─── Data entries
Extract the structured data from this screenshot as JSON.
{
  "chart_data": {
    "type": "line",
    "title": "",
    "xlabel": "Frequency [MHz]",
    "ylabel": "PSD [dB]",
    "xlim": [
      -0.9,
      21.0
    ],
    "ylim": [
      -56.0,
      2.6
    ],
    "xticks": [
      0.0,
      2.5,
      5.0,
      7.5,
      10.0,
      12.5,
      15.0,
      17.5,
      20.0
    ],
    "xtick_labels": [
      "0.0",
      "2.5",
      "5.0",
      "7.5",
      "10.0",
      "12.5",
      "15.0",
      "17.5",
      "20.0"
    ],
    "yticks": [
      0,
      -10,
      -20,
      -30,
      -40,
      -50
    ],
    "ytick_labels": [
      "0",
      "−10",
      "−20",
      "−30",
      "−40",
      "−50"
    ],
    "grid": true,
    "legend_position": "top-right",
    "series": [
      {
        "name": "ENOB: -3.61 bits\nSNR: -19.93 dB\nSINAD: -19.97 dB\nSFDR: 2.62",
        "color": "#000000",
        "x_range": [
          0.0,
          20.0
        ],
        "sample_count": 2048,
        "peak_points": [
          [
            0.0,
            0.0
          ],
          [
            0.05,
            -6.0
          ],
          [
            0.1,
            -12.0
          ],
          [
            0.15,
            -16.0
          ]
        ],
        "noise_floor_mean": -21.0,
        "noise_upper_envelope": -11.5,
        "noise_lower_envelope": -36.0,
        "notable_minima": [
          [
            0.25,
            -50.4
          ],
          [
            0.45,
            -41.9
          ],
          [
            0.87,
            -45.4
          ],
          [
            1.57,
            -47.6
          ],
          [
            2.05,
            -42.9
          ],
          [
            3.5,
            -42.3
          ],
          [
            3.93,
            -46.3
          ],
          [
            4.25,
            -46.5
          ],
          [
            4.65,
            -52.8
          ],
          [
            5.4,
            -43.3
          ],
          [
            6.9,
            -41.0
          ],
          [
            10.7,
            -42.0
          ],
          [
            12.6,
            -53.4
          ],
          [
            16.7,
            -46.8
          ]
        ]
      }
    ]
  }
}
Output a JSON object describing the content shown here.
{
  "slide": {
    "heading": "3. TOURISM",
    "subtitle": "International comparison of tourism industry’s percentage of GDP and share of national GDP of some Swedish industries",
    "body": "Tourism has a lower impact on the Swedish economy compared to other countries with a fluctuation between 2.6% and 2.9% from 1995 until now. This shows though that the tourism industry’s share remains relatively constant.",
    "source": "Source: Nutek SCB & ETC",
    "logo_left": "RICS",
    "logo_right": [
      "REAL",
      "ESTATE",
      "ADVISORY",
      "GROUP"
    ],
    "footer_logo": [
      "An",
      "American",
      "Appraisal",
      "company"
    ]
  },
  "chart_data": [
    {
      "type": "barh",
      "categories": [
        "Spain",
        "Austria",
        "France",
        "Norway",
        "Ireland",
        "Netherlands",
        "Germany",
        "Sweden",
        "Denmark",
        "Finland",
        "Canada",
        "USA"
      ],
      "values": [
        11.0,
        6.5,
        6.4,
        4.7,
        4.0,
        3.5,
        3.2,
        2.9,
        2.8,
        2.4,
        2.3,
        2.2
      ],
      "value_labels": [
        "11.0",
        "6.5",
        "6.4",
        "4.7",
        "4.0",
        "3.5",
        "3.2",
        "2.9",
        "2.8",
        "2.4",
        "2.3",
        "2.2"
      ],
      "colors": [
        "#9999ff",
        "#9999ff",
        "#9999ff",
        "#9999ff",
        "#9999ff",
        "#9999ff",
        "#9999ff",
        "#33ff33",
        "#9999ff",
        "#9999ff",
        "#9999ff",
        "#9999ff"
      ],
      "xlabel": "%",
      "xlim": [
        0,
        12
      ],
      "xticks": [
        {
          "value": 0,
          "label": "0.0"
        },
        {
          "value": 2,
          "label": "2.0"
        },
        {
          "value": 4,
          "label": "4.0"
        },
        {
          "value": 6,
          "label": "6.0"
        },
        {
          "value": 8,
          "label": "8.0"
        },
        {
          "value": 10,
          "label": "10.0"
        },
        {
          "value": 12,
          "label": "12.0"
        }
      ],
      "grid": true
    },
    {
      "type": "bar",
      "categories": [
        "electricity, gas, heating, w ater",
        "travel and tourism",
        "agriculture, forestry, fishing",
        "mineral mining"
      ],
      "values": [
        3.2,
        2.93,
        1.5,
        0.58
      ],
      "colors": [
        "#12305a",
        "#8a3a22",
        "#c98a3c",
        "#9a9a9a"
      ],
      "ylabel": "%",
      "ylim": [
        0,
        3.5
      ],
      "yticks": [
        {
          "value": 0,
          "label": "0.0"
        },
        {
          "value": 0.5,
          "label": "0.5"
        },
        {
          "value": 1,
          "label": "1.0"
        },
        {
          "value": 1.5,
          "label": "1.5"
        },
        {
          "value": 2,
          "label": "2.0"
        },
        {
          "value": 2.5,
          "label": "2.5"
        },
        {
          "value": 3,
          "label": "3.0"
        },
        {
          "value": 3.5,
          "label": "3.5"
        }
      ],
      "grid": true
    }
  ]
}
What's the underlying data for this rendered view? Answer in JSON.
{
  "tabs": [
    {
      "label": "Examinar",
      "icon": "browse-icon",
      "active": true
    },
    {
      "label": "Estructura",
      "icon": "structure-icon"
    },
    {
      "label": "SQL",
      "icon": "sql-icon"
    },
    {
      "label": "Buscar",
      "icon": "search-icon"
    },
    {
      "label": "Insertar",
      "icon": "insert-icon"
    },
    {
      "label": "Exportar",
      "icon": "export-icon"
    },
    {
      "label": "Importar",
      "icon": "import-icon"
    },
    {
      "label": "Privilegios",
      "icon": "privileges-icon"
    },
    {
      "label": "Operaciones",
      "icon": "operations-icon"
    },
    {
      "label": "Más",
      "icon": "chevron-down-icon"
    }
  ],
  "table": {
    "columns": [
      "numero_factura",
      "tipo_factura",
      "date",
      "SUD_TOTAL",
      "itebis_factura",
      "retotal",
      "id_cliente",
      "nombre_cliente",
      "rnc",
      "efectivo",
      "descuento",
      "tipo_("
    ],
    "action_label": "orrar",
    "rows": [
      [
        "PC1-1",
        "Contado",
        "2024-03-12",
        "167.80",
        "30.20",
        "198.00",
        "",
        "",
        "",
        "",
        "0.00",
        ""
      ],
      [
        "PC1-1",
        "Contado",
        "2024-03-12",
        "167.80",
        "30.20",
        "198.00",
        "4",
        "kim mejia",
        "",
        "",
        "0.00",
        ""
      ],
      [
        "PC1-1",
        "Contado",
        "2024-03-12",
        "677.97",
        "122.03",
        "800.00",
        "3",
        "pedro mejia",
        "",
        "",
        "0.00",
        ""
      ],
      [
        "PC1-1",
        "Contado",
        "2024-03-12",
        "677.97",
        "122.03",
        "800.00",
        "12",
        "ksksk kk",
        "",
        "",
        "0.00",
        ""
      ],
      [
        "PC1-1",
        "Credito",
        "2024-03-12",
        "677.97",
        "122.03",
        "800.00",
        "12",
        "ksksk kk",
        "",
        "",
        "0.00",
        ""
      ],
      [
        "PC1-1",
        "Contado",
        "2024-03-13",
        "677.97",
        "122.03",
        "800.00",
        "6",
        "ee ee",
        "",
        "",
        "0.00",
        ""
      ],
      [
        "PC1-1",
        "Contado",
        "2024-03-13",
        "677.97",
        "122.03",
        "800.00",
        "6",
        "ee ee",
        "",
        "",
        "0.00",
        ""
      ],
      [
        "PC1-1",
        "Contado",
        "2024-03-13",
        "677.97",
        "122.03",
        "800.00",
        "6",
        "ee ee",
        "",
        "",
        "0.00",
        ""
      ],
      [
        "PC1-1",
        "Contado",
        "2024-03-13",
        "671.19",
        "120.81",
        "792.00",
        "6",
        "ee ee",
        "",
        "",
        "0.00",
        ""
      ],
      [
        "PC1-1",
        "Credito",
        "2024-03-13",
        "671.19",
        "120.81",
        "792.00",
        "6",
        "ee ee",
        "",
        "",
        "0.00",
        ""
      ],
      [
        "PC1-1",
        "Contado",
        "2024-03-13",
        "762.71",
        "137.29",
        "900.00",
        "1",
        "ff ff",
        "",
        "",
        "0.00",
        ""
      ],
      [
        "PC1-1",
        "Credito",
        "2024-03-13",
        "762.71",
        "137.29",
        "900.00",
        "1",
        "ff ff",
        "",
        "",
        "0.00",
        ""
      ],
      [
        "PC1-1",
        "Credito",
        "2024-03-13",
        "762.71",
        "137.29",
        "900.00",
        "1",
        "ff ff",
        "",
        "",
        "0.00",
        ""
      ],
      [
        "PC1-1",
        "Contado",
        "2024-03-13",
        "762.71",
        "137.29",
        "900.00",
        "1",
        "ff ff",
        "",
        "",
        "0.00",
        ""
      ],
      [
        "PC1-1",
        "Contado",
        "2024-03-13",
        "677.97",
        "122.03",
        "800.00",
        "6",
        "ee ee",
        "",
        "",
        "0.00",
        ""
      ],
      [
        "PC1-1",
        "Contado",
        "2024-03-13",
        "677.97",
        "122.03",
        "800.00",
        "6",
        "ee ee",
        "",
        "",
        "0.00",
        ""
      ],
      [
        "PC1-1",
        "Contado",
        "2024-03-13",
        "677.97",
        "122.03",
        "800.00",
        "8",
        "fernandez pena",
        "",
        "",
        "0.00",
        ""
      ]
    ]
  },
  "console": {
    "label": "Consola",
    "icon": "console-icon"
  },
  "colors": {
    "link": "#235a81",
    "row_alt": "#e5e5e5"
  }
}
──────
* Given exercise
In the listing, find all lines with the string "from" and copy them.

* Response for this exercise
Extract the structured data from this screenshot as JSON.
    "body": "Tourism has a lower impact on the Swedish economy compared to other countries with a fluctuation between 2.6% and 2.9% from 1995 until now. This shows though that the tourism industry’s share remains relatively constant.",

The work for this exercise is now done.